** Dataset content **
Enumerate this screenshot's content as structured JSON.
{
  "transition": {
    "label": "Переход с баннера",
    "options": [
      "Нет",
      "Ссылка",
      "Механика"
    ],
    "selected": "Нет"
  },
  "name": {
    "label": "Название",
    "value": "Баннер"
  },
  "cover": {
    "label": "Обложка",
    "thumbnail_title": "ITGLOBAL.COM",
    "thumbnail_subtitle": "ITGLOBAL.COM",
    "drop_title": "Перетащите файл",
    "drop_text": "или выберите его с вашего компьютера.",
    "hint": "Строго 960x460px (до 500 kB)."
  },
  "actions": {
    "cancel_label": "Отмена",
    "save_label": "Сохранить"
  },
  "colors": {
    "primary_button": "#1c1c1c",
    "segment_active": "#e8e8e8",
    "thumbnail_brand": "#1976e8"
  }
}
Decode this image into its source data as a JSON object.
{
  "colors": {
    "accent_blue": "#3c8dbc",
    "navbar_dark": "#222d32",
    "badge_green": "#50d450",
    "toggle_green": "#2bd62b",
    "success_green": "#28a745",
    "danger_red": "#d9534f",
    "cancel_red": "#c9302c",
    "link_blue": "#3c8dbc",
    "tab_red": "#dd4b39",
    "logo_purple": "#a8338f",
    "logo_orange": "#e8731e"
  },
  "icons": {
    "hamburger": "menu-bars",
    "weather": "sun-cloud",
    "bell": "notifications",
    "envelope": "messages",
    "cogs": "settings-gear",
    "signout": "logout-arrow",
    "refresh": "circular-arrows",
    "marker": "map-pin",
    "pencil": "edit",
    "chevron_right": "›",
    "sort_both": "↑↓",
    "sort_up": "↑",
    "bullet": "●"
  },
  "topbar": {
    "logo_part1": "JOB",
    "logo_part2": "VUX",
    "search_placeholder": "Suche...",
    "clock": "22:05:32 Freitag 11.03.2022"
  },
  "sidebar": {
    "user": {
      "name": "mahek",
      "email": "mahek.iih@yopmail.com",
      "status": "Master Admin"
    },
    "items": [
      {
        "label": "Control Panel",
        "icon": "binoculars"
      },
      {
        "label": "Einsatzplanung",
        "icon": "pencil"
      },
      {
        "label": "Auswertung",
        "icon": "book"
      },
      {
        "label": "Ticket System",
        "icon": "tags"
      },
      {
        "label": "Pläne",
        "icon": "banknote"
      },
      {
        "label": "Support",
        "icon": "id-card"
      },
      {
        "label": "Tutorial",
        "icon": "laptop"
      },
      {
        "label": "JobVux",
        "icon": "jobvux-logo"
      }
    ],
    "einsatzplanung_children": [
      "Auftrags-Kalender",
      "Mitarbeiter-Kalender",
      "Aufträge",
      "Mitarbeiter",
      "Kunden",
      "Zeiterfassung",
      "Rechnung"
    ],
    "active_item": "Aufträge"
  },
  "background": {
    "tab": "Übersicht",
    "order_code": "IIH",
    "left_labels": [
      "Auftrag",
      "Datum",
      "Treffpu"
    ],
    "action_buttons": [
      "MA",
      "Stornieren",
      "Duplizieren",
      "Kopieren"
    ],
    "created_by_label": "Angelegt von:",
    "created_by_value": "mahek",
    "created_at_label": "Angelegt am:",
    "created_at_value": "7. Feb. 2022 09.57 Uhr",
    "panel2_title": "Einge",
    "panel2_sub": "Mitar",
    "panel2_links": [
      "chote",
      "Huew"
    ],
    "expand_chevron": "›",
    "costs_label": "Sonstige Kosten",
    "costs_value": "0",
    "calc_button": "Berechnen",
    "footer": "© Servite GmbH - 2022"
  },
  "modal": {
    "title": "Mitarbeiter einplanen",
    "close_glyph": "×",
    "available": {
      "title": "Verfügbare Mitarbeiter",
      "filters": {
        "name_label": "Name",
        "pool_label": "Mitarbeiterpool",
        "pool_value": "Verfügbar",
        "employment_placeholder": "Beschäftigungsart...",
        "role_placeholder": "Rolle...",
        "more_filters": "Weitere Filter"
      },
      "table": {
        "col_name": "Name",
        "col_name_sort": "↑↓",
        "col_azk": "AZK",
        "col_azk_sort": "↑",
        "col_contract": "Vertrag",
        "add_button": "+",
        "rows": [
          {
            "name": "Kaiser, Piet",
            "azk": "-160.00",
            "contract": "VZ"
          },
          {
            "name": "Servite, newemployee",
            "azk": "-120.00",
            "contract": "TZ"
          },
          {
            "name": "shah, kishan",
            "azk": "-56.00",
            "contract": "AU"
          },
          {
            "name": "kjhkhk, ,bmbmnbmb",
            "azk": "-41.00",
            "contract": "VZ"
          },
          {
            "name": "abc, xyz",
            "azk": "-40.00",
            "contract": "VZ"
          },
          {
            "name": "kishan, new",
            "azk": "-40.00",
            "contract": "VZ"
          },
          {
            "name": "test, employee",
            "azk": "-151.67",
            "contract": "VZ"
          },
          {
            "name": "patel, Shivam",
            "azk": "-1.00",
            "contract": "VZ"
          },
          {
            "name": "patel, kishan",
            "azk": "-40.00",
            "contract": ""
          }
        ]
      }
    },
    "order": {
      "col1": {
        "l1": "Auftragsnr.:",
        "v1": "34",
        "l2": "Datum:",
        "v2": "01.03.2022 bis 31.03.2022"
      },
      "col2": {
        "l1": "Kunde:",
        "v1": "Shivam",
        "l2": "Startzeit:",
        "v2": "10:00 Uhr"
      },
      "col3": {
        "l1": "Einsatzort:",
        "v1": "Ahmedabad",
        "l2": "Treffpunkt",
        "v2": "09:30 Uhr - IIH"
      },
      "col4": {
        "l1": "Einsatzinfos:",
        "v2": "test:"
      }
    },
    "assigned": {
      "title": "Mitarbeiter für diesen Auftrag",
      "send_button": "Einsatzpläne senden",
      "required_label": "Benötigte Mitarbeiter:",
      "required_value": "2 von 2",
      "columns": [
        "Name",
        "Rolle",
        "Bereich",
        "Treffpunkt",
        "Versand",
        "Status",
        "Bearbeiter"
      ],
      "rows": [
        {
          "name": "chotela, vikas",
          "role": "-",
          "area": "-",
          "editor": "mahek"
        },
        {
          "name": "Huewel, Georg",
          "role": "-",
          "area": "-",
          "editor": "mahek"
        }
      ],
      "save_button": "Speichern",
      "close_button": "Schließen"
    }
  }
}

** Written task **
Identify the lines above that contain the word "ITGLOBAL", then copy them.

** Response to the task **
    "thumbnail_title": "ITGLOBAL.COM",
    "thumbnail_subtitle": "ITGLOBAL.COM",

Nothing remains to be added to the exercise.